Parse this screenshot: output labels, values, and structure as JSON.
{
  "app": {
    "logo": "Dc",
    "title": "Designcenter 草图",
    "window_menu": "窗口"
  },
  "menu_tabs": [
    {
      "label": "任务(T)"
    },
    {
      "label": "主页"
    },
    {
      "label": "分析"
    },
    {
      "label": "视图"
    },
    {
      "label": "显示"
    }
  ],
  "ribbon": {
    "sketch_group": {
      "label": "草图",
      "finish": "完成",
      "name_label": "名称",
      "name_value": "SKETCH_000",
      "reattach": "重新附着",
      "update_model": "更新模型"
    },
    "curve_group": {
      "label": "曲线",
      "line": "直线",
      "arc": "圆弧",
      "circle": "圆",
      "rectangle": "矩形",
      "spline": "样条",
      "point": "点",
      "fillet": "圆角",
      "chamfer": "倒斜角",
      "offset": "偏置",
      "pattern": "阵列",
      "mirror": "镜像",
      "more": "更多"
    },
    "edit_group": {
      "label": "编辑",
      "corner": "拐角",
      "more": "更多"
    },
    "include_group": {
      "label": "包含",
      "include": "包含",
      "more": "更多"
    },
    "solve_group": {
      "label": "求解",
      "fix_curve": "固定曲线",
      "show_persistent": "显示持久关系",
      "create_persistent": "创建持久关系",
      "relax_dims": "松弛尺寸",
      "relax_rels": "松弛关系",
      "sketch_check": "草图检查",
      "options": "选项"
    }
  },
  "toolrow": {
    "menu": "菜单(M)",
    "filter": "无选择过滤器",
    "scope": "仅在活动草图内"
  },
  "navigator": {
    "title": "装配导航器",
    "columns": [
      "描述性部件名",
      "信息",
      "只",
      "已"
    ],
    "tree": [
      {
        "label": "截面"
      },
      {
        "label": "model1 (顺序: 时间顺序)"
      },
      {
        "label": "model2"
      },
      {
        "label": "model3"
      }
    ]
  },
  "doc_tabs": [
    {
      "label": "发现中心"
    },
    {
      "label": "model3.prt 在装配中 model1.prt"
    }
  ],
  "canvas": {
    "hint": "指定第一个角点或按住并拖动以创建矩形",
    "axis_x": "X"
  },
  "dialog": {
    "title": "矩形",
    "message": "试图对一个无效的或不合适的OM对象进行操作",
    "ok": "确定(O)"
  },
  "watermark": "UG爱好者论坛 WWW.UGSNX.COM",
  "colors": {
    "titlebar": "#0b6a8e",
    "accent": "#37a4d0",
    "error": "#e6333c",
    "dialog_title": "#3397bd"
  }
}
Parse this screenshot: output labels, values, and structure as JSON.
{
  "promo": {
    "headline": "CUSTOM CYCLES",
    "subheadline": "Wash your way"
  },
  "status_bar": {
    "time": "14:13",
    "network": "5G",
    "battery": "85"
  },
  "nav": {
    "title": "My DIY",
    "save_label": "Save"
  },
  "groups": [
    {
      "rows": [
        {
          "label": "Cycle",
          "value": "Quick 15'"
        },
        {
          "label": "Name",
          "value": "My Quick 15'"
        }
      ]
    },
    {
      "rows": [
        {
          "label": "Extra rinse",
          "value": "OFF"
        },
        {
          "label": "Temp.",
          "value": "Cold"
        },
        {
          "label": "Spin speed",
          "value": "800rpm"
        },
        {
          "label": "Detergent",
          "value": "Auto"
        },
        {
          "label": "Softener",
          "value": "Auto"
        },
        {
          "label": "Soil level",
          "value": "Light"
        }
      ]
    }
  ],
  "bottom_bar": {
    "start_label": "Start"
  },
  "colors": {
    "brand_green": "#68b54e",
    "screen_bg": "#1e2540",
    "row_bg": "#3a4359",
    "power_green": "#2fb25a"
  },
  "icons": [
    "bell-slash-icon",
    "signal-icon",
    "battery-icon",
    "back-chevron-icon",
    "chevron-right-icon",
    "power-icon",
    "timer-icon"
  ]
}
·····
WORK INSTRUCTIONS - Output the complete data exactly as written.

RESPONSE TO THIS EXERCISE -
Parse this screenshot: output labels, values, and structure as JSON.
{
  "app": {
    "logo": "Dc",
    "title": "Designcenter 草图",
    "window_menu": "窗口"
  },
  "menu_tabs": [
    {
      "label": "任务(T)"
    },
    {
      "label": "主页"
    },
    {
      "label": "分析"
    },
    {
      "label": "视图"
    },
    {
      "label": "显示"
    }
  ],
  "ribbon": {
    "sketch_group": {
      "label": "草图",
      "finish": "完成",
      "name_label": "名称",
      "name_value": "SKETCH_000",
      "reattach": "重新附着",
      "update_model": "更新模型"
    },
    "curve_group": {
      "label": "曲线",
      "line": "直线",
      "arc": "圆弧",
      "circle": "圆",
      "rectangle": "矩形",
      "spline": "样条",
      "point": "点",
      "fillet": "圆角",
      "chamfer": "倒斜角",
      "offset": "偏置",
      "pattern": "阵列",
      "mirror": "镜像",
      "more": "更多"
    },
    "edit_group": {
      "label": "编辑",
      "corner": "拐角",
      "more": "更多"
    },
    "include_group": {
      "label": "包含",
      "include": "包含",
      "more": "更多"
    },
    "solve_group": {
      "label": "求解",
      "fix_curve": "固定曲线",
      "show_persistent": "显示持久关系",
      "create_persistent": "创建持久关系",
      "relax_dims": "松弛尺寸",
      "relax_rels": "松弛关系",
      "sketch_check": "草图检查",
      "options": "选项"
    }
  },
  "toolrow": {
    "menu": "菜单(M)",
    "filter": "无选择过滤器",
    "scope": "仅在活动草图内"
  },
  "navigator": {
    "title": "装配导航器",
    "columns": [
      "描述性部件名",
      "信息",
      "只",
      "已"
    ],
    "tree": [
      {
        "label": "截面"
      },
      {
        "label": "model1 (顺序: 时间顺序)"
      },
      {
        "label": "model2"
      },
      {
        "label": "model3"
      }
    ]
  },
  "doc_tabs": [
    {
      "label": "发现中心"
    },
    {
      "label": "model3.prt 在装配中 model1.prt"
    }
  ],
  "canvas": {
    "hint": "指定第一个角点或按住并拖动以创建矩形",
    "axis_x": "X"
  },
  "dialog": {
    "title": "矩形",
    "message": "试图对一个无效的或不合适的OM对象进行操作",
    "ok": "确定(O)"
  },
  "watermark": "UG爱好者论坛 WWW.UGSNX.COM",
  "colors": {
    "titlebar": "#0b6a8e",
    "accent": "#37a4d0",
    "error": "#e6333c",
    "dialog_title": "#3397bd"
  }
}
Parse this screenshot: output labels, values, and structure as JSON.
{
  "promo": {
    "headline": "CUSTOM CYCLES",
    "subheadline": "Wash your way"
  },
  "status_bar": {
    "time": "14:13",
    "network": "5G",
    "battery": "85"
  },
  "nav": {
    "title": "My DIY",
    "save_label": "Save"
  },
  "groups": [
    {
      "rows": [
        {
          "label": "Cycle",
          "value": "Quick 15'"
        },
        {
          "label": "Name",
          "value": "My Quick 15'"
        }
      ]
    },
    {
      "rows": [
        {
          "label": "Extra rinse",
          "value": "OFF"
        },
        {
          "label": "Temp.",
          "value": "Cold"
        },
        {
          "label": "Spin speed",
          "value": "800rpm"
        },
        {
          "label": "Detergent",
          "value": "Auto"
        },
        {
          "label": "Softener",
          "value": "Auto"
        },
        {
          "label": "Soil level",
          "value": "Light"
        }
      ]
    }
  ],
  "bottom_bar": {
    "start_label": "Start"
  },
  "colors": {
    "brand_green": "#68b54e",
    "screen_bg": "#1e2540",
    "row_bg": "#3a4359",
    "power_green": "#2fb25a"
  },
  "icons": [
    "bell-slash-icon",
    "signal-icon",
    "battery-icon",
    "back-chevron-icon",
    "chevron-right-icon",
    "power-icon",
    "timer-icon"
  ]
}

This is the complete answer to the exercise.